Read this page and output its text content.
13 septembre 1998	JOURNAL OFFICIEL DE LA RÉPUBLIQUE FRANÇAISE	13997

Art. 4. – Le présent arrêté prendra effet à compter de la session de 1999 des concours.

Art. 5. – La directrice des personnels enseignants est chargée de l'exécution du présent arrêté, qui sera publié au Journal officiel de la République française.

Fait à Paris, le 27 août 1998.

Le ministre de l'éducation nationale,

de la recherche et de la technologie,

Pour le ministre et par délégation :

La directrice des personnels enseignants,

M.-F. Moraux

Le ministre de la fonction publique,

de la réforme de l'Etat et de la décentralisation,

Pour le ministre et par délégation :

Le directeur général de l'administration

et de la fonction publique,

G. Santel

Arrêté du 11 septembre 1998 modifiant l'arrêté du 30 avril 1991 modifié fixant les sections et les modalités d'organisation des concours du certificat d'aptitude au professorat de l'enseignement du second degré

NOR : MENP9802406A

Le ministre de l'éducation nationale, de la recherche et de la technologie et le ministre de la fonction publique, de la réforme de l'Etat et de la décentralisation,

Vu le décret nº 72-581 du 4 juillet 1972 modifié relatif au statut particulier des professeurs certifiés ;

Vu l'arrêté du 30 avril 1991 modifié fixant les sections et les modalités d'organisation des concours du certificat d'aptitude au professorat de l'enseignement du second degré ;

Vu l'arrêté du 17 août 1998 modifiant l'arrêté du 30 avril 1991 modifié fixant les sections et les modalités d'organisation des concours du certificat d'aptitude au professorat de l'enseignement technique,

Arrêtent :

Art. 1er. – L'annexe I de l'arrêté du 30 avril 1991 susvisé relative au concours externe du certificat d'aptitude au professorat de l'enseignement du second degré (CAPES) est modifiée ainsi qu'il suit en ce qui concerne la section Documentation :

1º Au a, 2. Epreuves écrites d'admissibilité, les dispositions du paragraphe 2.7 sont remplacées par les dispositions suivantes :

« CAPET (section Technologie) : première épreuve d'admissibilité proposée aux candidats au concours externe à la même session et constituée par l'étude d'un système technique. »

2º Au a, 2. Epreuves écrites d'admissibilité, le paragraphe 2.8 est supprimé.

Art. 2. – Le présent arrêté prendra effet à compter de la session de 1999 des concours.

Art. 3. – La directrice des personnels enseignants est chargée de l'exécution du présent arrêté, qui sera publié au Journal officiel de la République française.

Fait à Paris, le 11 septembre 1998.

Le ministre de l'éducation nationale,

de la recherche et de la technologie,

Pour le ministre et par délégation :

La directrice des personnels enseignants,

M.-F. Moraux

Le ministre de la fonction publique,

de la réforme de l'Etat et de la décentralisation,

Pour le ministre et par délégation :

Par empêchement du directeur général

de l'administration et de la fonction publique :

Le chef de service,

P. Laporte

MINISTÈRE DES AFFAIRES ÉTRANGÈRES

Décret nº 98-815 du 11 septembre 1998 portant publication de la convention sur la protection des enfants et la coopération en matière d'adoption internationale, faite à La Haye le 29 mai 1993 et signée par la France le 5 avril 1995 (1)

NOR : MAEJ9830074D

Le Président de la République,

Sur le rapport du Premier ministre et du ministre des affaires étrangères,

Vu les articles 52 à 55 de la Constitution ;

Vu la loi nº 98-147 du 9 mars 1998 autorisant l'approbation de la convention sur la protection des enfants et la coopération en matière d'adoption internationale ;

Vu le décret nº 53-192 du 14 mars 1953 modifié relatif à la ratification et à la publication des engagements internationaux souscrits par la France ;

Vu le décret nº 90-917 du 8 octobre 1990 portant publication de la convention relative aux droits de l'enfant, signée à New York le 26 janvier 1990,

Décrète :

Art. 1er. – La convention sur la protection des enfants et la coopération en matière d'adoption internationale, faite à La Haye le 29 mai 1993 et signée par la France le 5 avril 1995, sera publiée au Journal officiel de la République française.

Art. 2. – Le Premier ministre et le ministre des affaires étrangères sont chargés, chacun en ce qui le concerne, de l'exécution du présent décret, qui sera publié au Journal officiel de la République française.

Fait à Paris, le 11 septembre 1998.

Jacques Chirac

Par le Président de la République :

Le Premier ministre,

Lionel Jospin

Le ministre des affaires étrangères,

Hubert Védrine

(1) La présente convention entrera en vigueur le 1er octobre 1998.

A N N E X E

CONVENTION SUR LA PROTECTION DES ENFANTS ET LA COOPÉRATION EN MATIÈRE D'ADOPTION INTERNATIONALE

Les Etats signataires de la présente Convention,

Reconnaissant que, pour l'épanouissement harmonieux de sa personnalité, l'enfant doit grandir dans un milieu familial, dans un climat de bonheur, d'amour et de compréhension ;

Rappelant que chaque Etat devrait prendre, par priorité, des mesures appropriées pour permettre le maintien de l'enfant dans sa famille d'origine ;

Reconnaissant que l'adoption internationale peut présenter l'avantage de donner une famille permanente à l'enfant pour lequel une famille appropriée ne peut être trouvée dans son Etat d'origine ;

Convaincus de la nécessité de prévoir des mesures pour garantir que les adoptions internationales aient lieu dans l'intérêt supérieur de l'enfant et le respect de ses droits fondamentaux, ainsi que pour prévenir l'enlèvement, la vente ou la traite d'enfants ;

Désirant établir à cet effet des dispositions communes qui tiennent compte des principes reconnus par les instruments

Work instructions = Identify the lines of the data that contain the word "général". Copy each of them.

Answer for this exercise =
Le directeur général de l'administration
Par empêchement du directeur général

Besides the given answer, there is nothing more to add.